▶ AIM OF THE EXERCISE:
For the material that follows, list every line containing the word "一年内到期的非流动负债".
#### LISTING
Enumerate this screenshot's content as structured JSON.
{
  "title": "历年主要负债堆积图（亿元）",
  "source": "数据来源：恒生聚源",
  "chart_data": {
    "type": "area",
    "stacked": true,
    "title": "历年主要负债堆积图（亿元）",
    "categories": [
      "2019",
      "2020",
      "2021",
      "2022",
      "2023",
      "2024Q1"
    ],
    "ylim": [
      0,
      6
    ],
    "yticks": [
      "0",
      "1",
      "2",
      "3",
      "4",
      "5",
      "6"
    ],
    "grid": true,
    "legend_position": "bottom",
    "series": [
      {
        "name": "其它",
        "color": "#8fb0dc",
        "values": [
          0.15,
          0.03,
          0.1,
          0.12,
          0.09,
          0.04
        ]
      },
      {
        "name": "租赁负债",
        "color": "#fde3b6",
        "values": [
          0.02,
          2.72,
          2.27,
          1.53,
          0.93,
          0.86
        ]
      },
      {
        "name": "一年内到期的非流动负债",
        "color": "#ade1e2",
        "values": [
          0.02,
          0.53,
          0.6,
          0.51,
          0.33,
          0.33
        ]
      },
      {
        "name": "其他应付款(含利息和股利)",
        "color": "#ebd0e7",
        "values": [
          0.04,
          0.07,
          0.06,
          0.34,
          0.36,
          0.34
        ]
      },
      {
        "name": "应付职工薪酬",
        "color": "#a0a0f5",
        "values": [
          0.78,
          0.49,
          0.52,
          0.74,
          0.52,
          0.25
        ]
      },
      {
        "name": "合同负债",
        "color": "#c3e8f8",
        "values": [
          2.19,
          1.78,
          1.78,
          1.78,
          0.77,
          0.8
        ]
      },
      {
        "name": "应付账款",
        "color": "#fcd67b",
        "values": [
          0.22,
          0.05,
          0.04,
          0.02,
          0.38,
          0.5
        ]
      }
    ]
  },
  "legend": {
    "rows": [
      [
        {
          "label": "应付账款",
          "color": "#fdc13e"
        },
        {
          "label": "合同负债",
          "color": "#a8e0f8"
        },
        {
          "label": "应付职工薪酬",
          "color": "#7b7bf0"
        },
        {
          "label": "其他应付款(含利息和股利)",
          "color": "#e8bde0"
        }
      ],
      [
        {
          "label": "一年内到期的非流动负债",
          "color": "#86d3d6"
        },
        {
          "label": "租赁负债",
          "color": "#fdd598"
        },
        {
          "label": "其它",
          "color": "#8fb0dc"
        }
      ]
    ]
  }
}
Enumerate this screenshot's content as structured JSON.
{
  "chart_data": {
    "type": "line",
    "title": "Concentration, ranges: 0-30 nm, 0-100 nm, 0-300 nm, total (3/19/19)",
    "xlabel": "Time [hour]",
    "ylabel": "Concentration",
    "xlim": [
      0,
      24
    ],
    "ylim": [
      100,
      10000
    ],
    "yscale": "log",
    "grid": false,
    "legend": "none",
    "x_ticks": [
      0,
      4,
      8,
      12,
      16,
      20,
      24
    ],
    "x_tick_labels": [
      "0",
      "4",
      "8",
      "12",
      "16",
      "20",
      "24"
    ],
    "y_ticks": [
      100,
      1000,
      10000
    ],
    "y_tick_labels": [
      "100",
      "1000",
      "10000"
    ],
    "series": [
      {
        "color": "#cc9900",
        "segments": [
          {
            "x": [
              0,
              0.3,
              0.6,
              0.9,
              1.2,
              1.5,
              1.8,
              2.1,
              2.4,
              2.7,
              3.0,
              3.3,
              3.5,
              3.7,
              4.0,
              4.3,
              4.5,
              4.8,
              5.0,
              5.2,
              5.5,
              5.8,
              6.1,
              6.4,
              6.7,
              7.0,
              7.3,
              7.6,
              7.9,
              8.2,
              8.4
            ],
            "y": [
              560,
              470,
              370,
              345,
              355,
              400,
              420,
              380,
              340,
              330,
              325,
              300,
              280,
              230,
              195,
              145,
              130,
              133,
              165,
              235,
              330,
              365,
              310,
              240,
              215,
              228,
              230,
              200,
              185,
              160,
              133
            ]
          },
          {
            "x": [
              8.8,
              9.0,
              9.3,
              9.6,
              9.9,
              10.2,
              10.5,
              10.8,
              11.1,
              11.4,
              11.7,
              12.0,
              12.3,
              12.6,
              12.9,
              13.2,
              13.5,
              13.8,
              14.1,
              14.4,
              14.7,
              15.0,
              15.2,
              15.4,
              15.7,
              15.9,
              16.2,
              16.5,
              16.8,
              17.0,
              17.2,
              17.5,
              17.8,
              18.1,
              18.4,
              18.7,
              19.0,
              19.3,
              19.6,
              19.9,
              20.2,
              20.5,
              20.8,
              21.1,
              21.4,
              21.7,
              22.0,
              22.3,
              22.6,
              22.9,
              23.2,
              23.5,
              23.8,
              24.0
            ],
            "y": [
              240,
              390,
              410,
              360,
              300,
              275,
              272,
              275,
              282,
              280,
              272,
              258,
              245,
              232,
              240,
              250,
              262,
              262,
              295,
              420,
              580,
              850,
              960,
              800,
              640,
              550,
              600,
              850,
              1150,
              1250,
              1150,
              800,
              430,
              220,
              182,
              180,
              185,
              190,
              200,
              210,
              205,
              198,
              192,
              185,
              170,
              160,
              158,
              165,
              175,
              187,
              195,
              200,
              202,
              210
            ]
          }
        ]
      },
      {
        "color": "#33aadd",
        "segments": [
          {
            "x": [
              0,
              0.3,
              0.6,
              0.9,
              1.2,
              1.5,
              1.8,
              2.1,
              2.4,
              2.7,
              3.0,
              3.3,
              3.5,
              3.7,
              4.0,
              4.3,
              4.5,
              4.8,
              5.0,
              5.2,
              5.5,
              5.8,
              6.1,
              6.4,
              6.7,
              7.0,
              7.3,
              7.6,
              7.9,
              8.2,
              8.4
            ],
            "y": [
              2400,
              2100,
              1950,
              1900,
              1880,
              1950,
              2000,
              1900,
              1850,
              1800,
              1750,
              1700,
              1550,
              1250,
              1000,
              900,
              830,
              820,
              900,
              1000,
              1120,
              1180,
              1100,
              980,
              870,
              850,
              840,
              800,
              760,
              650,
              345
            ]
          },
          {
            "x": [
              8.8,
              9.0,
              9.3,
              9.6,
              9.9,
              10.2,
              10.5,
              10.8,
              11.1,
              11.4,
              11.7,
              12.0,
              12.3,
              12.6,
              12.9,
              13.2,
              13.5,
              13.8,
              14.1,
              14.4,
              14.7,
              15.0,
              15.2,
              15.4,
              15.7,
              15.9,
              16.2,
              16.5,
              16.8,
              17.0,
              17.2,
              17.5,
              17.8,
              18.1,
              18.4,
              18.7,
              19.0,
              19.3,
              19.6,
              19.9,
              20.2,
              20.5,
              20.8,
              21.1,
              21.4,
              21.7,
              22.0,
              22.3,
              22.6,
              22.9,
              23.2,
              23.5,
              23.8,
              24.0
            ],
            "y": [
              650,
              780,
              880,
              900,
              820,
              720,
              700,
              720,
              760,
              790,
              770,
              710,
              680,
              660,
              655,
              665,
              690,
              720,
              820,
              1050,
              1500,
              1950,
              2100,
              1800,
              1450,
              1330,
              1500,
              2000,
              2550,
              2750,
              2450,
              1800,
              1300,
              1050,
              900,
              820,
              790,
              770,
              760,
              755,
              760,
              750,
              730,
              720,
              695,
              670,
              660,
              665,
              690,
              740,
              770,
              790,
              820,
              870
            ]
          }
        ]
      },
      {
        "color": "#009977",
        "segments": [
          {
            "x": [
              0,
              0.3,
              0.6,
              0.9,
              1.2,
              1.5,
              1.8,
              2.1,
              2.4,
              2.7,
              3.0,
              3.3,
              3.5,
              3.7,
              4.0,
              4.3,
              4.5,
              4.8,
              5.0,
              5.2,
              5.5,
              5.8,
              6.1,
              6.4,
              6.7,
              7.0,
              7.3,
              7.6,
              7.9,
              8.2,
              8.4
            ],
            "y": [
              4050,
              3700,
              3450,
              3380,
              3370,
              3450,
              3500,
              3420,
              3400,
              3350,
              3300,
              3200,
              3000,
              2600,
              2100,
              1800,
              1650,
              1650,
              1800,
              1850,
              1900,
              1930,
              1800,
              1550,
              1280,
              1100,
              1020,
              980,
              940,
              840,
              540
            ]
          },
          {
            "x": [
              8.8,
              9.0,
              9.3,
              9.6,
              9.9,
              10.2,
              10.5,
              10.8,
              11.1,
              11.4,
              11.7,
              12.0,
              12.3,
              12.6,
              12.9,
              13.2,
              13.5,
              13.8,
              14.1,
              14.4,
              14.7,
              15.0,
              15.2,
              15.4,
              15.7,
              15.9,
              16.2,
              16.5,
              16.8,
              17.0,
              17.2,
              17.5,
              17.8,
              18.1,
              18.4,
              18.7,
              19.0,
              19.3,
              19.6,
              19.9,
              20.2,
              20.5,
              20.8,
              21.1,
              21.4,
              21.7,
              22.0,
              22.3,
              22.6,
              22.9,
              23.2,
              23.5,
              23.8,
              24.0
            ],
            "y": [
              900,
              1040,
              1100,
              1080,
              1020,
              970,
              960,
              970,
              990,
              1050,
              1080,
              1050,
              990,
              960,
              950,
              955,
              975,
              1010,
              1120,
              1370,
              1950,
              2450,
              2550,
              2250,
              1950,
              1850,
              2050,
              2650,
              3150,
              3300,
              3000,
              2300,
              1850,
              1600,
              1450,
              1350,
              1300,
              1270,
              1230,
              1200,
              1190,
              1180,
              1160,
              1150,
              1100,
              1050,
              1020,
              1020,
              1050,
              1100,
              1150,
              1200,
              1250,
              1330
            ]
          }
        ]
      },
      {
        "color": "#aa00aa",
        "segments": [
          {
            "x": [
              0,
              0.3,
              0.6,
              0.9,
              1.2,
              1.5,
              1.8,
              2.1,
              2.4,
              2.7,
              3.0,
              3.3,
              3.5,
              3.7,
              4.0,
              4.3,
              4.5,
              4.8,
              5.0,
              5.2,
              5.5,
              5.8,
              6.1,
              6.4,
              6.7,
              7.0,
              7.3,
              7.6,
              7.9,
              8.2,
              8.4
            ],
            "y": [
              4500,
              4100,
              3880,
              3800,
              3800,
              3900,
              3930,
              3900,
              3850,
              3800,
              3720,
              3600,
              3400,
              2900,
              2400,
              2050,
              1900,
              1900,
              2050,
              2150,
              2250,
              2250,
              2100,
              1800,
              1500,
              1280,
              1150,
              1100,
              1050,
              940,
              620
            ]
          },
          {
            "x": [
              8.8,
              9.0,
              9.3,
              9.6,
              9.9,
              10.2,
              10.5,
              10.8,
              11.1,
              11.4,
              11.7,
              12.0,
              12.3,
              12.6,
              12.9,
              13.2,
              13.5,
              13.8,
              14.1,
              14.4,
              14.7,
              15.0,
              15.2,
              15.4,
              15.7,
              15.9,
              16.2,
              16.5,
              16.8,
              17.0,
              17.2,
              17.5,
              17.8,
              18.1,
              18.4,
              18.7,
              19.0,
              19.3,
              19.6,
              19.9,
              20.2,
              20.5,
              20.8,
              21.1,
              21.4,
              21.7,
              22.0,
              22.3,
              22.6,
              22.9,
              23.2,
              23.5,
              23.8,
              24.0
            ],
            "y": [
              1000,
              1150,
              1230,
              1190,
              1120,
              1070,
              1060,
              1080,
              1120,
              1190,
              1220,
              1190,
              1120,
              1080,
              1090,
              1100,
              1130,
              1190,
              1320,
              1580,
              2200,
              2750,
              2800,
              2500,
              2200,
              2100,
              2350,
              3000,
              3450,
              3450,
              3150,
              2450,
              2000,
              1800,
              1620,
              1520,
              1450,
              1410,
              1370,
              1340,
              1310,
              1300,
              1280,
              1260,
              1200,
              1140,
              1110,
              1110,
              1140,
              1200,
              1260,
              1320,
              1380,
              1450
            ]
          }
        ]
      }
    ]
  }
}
########
▶ WRITTEN REPLY:
        "name": "一年内到期的非流动负债",
          "label": "一年内到期的非流动负债",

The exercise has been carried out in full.